__TASK INSTRUCTIONS__: Present every line in which the string "humidity" appears.

━━━ INPUT MATERIAL

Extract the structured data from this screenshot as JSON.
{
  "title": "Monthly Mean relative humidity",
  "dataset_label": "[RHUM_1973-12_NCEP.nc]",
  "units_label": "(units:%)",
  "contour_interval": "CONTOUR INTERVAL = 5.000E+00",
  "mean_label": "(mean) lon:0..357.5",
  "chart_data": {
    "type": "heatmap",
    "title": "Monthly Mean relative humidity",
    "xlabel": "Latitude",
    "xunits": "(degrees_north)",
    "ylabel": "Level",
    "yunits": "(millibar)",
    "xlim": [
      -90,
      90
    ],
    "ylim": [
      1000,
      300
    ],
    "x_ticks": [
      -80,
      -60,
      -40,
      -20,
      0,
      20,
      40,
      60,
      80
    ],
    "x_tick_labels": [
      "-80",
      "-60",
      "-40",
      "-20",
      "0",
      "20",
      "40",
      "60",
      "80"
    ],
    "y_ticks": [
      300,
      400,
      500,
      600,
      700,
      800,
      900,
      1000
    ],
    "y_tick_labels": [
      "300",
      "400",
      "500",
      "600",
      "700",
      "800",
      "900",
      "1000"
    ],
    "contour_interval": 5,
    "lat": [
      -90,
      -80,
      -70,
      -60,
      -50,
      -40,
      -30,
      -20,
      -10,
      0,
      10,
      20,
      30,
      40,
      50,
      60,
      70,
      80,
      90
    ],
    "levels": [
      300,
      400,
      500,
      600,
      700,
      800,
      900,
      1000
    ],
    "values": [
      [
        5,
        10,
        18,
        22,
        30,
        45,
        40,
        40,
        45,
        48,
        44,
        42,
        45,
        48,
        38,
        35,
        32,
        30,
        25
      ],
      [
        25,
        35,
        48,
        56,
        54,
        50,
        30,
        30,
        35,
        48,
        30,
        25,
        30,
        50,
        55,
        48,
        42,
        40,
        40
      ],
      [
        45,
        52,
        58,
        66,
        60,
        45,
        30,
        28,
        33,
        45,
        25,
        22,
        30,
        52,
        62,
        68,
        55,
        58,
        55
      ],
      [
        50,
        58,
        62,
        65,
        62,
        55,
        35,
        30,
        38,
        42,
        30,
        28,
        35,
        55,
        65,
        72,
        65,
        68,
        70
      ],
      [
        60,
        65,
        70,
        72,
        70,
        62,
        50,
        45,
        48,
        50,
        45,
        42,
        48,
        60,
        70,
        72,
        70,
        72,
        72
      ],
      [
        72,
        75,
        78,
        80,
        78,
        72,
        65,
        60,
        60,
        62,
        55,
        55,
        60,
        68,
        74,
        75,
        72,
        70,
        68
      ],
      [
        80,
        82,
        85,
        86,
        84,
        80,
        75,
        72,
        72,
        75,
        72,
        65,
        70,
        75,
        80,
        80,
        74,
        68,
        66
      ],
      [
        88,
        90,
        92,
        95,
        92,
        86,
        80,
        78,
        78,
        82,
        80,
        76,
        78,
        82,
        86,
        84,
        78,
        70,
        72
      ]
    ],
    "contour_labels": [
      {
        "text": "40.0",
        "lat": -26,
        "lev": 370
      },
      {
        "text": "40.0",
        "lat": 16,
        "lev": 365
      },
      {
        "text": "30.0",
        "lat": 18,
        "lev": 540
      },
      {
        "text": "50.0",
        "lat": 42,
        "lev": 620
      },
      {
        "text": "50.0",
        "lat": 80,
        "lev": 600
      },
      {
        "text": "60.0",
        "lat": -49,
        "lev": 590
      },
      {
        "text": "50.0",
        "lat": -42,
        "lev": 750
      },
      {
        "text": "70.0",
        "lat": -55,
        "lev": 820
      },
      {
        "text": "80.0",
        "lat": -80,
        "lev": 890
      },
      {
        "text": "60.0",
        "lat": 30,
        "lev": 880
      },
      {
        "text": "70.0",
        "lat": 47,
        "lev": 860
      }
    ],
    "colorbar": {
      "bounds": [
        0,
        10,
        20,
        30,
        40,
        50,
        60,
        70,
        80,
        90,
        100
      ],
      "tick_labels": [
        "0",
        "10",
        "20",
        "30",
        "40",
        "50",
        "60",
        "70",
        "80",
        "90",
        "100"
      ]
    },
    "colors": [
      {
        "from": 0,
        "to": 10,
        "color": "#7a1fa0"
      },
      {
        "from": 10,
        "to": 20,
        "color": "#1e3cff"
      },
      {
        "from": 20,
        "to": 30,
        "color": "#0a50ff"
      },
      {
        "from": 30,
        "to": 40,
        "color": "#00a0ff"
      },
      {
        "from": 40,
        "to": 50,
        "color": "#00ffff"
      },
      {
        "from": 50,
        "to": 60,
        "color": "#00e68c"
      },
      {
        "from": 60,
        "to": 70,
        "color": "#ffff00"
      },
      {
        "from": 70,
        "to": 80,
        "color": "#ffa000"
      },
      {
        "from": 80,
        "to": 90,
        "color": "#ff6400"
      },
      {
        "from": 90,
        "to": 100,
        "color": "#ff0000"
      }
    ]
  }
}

━━━━━━

__OUTPUT FOR THIS TASK__:
  "title": "Monthly Mean relative humidity",
    "title": "Monthly Mean relative humidity",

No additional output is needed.